What to produce
Using the data beneath, show every line that includes the word "style".

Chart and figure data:

┄┄┄┄┄┄

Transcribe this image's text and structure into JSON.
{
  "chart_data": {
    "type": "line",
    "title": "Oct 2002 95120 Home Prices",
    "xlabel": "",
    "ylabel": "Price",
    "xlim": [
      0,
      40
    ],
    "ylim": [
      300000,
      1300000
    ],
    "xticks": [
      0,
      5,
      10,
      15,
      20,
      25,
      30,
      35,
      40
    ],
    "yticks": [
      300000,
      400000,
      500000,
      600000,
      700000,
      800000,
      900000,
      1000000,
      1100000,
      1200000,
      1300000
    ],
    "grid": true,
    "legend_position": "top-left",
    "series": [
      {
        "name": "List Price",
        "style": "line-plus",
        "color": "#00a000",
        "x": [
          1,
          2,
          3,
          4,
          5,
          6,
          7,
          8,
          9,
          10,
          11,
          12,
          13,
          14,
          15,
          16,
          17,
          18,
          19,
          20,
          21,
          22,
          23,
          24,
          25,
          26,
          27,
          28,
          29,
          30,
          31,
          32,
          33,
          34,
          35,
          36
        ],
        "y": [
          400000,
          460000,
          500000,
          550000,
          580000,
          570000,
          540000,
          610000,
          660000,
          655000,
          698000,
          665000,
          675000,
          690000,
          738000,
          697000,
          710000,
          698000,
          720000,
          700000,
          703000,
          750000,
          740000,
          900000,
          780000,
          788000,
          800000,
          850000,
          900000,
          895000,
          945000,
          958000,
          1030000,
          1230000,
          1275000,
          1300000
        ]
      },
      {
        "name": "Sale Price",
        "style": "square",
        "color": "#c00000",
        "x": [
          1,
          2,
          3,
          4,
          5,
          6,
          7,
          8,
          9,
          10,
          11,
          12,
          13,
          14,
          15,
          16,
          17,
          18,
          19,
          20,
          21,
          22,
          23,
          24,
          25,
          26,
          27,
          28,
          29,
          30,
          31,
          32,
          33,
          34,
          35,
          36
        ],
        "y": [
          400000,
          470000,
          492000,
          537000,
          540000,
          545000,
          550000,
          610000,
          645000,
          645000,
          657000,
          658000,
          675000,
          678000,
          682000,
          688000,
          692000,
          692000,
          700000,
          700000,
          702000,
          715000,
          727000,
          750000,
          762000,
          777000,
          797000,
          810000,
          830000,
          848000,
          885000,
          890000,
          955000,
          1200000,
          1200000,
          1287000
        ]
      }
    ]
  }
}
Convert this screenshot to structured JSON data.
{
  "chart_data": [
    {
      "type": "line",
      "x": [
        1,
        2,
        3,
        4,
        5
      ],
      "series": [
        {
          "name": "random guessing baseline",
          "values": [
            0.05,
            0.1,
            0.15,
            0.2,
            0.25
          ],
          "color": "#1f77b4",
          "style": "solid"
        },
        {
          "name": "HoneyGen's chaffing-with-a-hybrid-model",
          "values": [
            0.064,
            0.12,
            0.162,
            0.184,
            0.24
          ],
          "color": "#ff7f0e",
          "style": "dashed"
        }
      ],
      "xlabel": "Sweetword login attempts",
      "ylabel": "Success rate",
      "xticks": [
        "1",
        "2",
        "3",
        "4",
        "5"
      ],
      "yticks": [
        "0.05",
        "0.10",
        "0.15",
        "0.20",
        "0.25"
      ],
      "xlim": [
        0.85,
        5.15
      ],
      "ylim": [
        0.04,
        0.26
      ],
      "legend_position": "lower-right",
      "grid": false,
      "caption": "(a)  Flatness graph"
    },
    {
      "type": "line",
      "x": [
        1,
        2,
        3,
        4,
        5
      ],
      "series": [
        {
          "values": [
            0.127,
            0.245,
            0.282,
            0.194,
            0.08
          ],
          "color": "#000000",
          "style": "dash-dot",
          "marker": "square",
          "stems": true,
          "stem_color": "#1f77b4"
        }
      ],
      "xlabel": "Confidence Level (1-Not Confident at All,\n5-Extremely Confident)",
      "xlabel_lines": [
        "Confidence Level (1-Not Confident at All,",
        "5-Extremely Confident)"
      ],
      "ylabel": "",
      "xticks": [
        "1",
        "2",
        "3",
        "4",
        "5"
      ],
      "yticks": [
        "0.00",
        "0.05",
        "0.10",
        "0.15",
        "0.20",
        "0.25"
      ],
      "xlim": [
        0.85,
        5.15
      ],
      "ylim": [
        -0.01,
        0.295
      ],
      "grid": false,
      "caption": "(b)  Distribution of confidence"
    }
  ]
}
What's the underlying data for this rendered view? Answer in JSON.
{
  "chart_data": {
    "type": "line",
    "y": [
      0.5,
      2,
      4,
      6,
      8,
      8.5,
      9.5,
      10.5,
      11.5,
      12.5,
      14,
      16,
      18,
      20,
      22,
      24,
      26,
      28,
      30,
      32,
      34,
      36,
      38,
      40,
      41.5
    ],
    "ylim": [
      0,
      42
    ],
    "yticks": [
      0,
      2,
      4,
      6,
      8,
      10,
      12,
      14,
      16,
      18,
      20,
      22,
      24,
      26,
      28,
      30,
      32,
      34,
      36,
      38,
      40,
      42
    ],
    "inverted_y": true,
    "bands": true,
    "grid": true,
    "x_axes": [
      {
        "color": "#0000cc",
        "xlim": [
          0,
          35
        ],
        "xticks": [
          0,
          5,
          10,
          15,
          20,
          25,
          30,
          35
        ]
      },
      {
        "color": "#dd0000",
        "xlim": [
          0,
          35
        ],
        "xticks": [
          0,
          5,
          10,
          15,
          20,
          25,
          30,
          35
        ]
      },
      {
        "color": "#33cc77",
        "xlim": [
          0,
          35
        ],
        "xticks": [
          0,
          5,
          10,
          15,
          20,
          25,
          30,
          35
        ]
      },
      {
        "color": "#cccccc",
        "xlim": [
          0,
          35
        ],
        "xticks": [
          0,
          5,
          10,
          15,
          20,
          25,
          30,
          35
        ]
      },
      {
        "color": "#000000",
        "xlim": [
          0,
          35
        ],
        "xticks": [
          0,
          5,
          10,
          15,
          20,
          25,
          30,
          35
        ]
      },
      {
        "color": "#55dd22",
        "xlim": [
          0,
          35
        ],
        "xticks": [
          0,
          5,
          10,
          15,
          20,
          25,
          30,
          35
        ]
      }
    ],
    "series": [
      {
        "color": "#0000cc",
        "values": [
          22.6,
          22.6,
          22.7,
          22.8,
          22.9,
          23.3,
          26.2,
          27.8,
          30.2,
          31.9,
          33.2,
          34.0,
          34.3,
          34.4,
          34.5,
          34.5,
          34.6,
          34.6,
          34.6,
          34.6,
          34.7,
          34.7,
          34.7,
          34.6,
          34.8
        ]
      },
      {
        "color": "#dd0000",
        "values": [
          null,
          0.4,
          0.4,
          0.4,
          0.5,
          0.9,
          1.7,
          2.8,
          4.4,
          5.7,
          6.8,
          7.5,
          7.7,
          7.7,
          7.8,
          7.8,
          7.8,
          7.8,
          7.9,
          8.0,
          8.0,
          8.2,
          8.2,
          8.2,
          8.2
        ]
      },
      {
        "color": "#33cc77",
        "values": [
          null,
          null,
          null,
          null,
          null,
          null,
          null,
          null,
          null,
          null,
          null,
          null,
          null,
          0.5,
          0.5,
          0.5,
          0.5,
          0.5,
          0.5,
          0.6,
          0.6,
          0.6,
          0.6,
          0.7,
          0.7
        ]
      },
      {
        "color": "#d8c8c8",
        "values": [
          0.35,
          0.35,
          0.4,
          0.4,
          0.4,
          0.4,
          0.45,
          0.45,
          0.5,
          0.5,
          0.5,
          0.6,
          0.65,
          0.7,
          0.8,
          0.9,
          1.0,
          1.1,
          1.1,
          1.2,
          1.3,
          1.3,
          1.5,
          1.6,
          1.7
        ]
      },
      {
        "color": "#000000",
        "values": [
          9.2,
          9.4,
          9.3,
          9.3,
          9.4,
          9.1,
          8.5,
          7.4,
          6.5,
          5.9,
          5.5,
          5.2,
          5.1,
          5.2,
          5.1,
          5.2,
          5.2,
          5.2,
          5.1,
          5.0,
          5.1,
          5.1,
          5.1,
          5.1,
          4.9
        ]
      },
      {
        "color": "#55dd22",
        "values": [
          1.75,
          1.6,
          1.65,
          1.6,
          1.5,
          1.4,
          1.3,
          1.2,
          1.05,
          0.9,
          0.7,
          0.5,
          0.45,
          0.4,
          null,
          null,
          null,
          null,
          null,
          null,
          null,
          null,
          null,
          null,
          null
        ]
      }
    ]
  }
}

┄┄┄┄┄┄

Solution
        "style": "line-plus",
        "style": "square",
          "style": "solid"
          "style": "dashed"
          "style": "dash-dot",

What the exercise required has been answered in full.